*YOUR OBJECTIVE*: Copy, in full, each line of the material that holds the word "Update".

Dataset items
:::

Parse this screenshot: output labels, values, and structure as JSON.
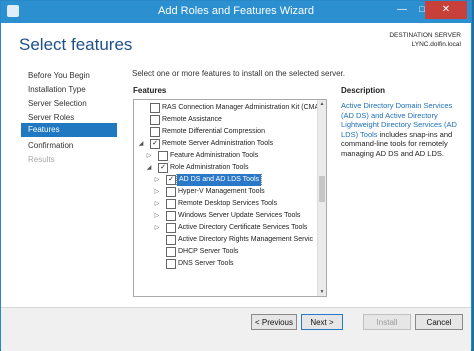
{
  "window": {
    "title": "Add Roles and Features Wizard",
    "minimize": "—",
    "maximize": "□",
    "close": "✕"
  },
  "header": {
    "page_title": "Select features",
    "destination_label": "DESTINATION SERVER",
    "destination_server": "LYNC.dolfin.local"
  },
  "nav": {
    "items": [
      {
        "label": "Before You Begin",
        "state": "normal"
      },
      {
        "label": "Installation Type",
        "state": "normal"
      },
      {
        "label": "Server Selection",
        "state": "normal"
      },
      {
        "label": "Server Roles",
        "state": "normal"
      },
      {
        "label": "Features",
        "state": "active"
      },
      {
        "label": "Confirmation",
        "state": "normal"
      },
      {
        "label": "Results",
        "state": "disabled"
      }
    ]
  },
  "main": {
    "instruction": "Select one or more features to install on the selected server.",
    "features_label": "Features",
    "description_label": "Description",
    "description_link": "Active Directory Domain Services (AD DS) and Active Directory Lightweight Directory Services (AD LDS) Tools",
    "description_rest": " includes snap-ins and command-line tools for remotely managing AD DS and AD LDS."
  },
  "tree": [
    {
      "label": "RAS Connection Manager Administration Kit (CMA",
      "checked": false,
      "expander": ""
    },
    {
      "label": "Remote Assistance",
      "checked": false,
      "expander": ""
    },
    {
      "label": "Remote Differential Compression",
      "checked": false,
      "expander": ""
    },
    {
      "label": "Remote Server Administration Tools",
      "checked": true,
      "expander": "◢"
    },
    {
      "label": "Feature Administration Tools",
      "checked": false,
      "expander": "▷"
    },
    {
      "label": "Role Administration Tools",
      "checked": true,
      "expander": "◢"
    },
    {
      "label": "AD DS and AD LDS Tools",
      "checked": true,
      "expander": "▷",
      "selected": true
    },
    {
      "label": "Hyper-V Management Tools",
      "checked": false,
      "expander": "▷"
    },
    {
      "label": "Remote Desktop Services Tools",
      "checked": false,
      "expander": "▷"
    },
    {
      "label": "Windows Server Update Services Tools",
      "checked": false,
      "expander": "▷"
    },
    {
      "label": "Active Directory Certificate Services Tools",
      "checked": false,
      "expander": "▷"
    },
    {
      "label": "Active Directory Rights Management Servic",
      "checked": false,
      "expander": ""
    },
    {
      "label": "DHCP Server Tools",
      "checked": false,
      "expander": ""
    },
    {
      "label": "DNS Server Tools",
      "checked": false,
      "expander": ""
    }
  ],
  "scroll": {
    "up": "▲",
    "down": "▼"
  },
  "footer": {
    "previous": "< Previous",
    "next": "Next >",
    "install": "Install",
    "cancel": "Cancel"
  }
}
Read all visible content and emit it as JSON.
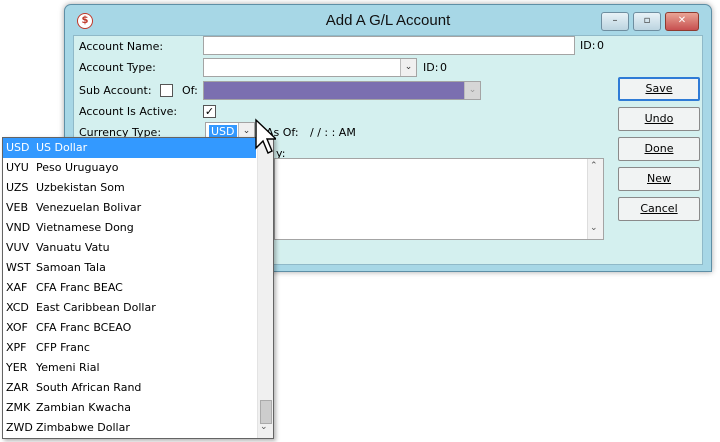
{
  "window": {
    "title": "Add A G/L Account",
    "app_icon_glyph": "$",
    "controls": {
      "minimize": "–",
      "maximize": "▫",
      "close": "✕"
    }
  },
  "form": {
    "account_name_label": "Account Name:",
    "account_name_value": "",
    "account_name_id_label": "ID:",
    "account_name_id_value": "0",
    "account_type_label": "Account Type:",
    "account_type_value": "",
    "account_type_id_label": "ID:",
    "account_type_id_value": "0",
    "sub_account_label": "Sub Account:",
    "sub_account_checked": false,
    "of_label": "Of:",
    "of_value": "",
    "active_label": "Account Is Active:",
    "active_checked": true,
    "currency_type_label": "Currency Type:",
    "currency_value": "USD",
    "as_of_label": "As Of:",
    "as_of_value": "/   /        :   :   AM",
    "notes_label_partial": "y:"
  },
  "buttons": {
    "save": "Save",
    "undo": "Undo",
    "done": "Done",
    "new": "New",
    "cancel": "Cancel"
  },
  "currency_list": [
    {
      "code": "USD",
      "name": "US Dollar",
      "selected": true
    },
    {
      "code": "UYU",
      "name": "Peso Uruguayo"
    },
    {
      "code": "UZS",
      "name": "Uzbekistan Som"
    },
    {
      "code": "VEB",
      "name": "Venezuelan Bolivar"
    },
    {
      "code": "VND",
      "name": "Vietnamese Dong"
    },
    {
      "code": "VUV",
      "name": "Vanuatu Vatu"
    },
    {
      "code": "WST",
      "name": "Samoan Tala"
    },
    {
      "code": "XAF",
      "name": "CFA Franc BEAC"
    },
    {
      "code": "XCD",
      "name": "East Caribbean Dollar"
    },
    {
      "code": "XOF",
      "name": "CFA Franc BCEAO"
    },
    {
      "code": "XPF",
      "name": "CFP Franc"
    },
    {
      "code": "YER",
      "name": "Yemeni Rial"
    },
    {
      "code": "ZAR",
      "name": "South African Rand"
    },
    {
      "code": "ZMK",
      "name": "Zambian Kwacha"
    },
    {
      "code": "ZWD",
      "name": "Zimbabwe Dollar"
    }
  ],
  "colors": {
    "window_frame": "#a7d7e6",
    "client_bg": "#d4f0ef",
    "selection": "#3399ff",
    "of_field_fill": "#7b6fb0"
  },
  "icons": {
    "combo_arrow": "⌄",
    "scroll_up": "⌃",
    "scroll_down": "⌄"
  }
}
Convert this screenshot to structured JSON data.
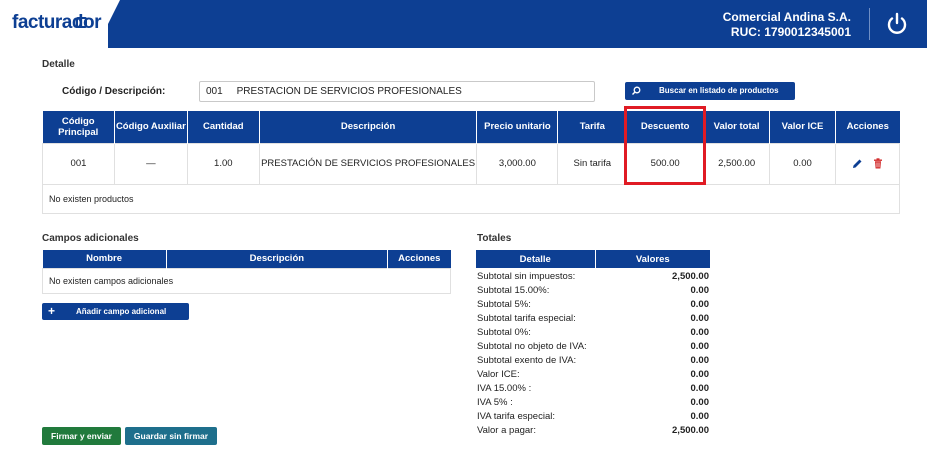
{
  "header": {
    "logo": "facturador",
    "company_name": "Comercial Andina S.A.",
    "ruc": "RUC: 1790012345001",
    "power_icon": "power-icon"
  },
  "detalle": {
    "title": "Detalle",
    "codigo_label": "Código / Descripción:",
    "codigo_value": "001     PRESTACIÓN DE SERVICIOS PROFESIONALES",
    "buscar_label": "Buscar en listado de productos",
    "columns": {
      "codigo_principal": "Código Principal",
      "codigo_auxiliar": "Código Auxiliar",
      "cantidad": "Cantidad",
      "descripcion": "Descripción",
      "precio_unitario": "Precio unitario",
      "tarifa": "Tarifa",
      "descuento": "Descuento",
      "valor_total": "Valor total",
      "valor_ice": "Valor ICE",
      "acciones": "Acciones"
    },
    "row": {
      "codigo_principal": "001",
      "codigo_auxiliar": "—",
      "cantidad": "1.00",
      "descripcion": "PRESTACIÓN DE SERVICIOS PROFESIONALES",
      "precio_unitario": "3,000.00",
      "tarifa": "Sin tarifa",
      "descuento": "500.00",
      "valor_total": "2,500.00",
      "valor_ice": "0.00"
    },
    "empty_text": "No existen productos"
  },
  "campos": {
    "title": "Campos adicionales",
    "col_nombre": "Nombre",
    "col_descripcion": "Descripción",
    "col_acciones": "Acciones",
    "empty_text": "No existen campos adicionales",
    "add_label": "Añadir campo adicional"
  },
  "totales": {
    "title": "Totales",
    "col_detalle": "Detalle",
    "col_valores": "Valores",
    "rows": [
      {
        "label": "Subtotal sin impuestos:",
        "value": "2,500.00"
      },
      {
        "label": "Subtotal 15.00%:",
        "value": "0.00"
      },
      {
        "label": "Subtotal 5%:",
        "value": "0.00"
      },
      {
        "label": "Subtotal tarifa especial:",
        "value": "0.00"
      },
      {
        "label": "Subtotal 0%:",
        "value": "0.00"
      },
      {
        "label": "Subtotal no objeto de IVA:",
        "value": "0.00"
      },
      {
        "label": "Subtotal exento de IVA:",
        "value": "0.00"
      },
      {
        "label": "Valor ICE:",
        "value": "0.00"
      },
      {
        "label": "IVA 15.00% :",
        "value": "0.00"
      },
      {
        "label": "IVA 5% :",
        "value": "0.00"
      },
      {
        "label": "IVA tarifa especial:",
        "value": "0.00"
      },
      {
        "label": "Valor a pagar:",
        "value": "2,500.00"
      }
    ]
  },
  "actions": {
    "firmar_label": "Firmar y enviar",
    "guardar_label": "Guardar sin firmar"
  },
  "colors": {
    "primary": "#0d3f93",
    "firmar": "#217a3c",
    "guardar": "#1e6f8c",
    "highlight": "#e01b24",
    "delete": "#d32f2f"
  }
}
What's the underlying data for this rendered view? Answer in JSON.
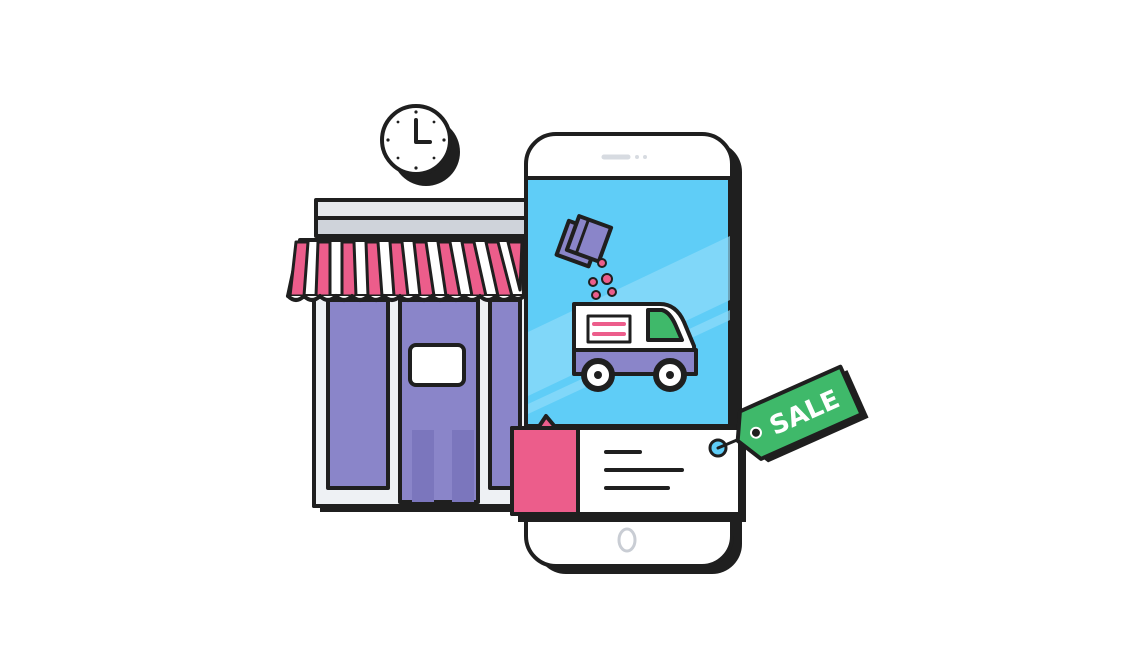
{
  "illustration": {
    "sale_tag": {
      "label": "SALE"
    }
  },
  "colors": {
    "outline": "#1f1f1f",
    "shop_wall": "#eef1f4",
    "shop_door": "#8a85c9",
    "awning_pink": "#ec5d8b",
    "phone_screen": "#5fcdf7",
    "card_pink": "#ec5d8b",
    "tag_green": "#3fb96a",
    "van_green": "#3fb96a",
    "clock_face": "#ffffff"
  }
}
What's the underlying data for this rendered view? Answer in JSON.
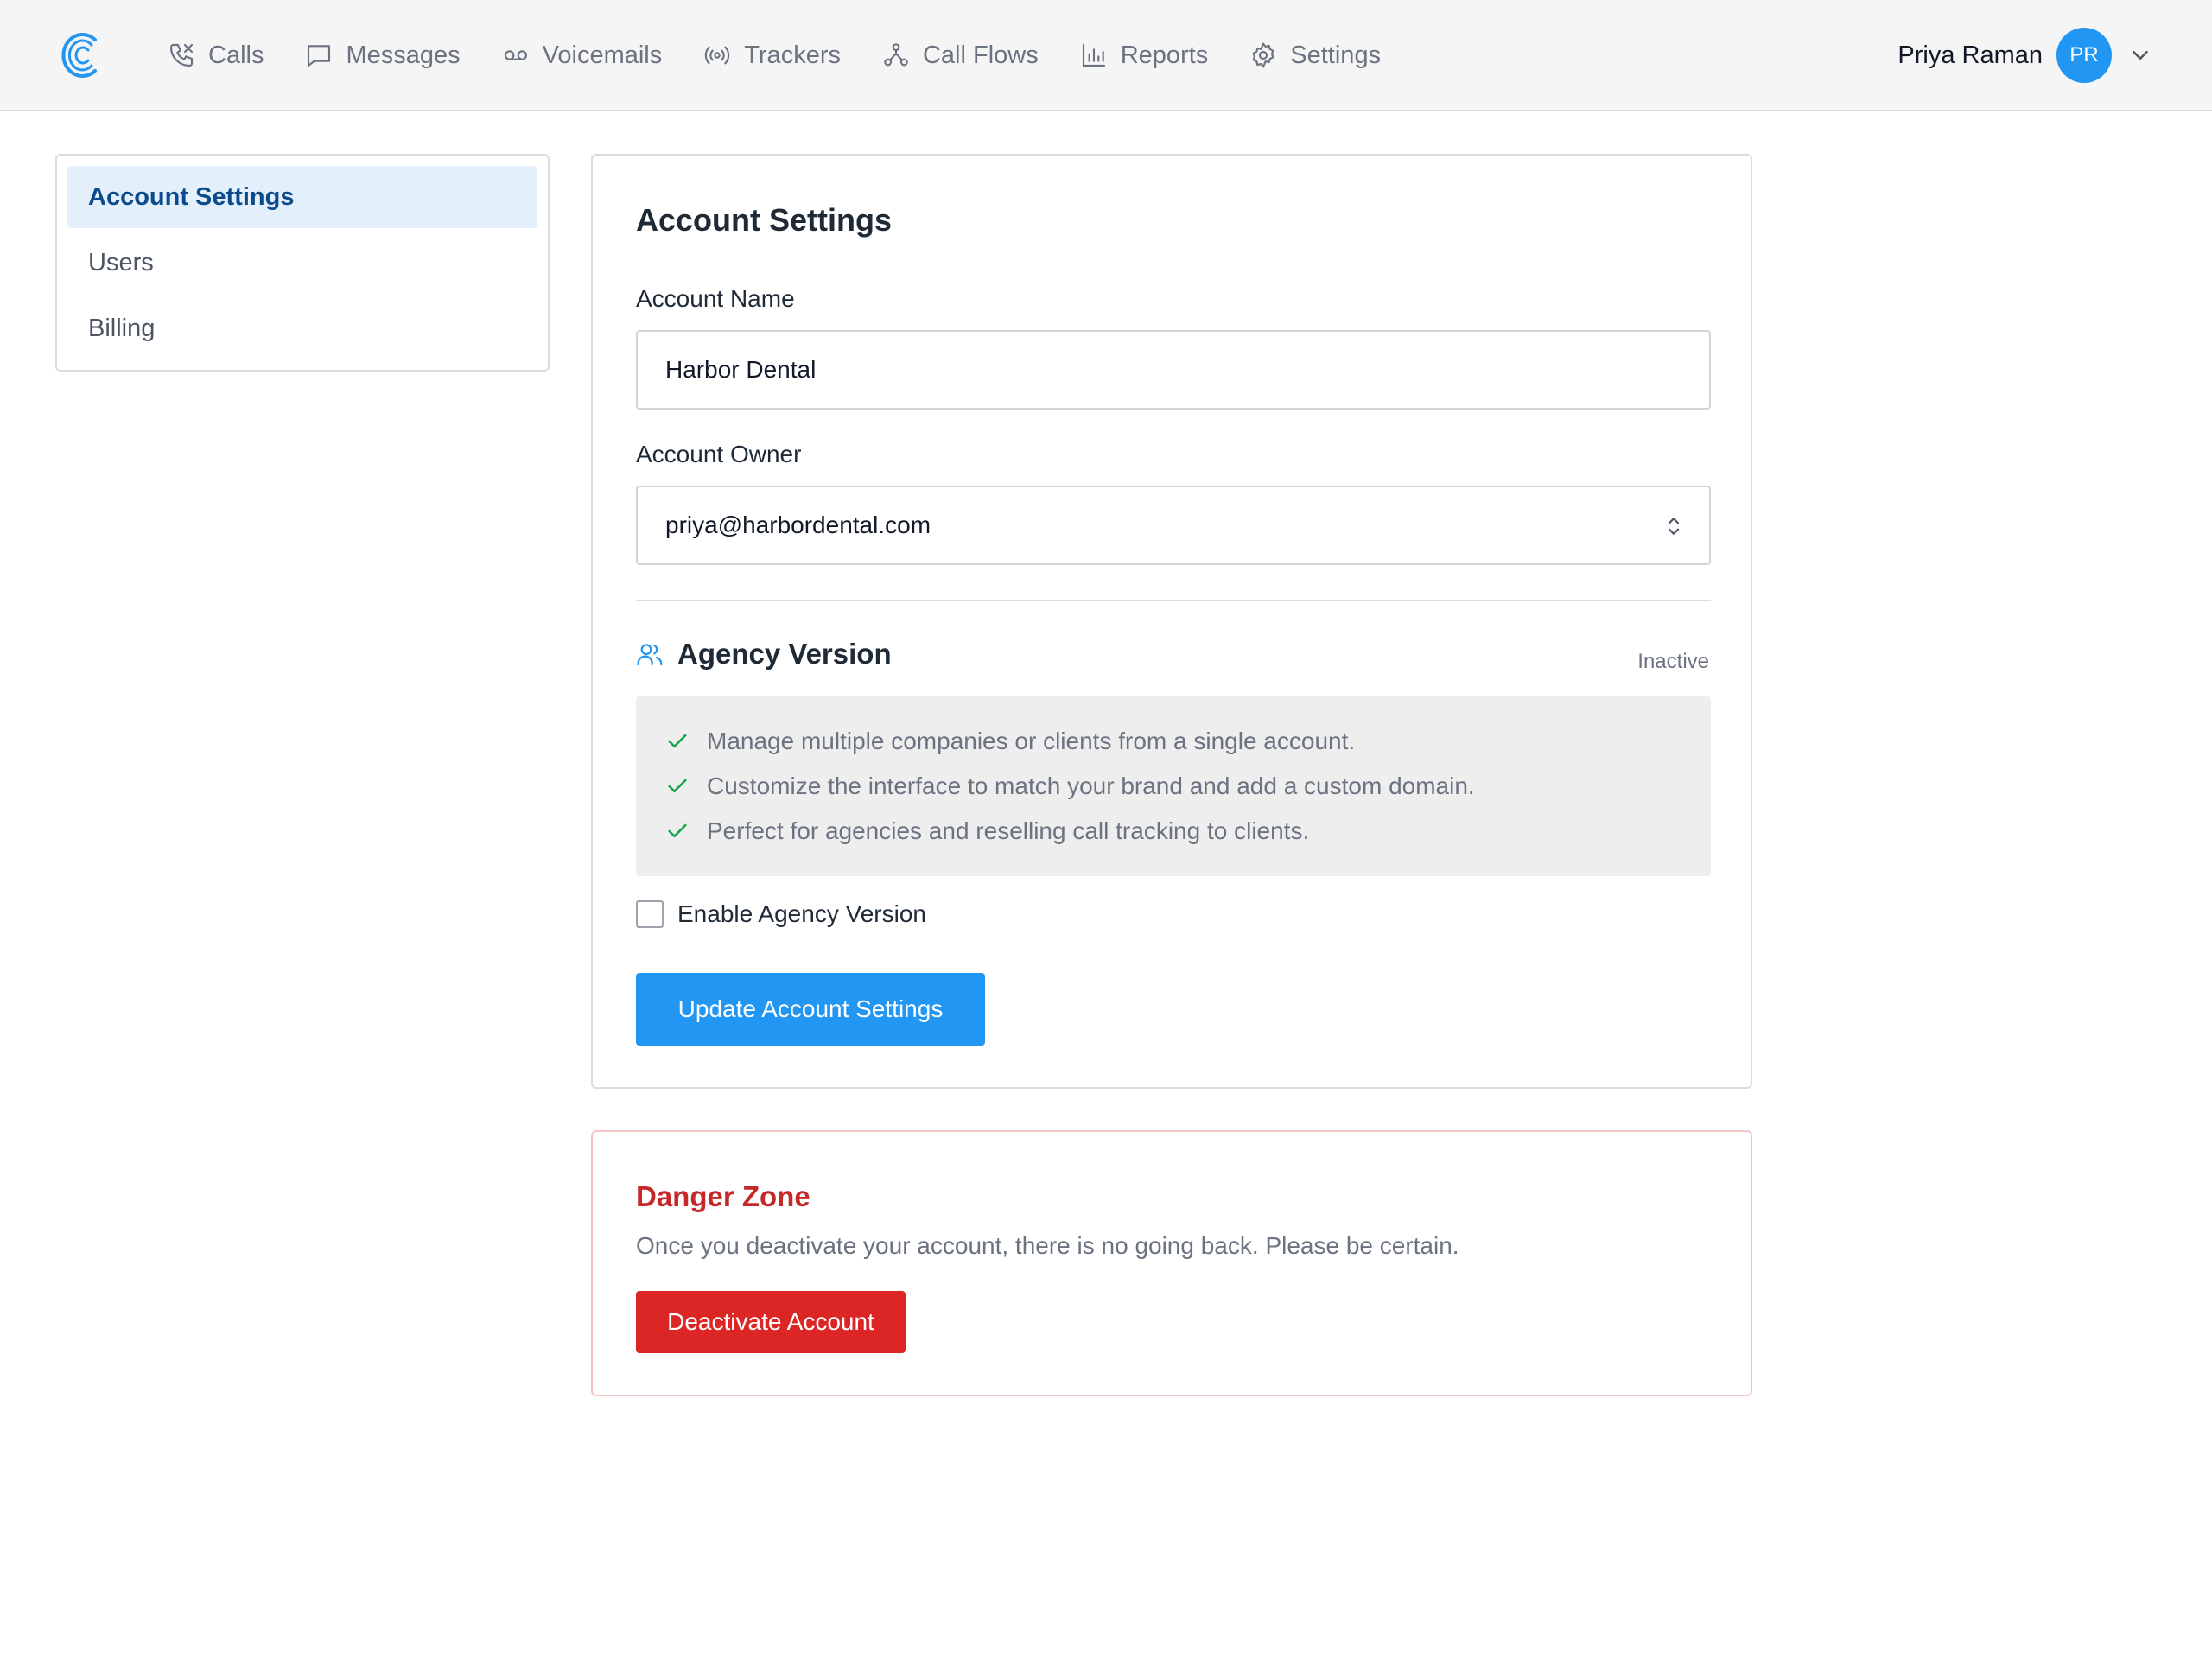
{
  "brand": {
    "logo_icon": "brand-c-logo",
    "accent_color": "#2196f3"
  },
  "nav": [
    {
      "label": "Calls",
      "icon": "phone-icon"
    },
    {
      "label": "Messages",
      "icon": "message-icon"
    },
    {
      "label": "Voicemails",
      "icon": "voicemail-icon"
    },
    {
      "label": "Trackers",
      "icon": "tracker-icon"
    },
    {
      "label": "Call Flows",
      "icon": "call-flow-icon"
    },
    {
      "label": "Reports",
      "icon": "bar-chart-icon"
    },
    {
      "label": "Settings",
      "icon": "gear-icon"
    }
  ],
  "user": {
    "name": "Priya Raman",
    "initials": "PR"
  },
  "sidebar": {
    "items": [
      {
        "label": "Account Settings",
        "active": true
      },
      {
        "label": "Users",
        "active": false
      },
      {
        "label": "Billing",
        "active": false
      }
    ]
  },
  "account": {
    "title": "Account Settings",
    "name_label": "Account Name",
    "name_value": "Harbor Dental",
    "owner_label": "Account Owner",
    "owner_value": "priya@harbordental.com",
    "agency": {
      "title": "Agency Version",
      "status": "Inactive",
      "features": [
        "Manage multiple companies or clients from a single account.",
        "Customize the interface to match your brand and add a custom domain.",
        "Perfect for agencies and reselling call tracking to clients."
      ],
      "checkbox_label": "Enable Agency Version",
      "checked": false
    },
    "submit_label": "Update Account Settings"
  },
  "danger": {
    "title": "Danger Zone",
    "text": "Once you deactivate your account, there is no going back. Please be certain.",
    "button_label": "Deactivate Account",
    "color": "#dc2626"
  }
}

:::

*ANSWER TO THIS EXERCISE*:
      "label": "Windows Server Update Services Tools",
    "submit_label": "Update Account Settings"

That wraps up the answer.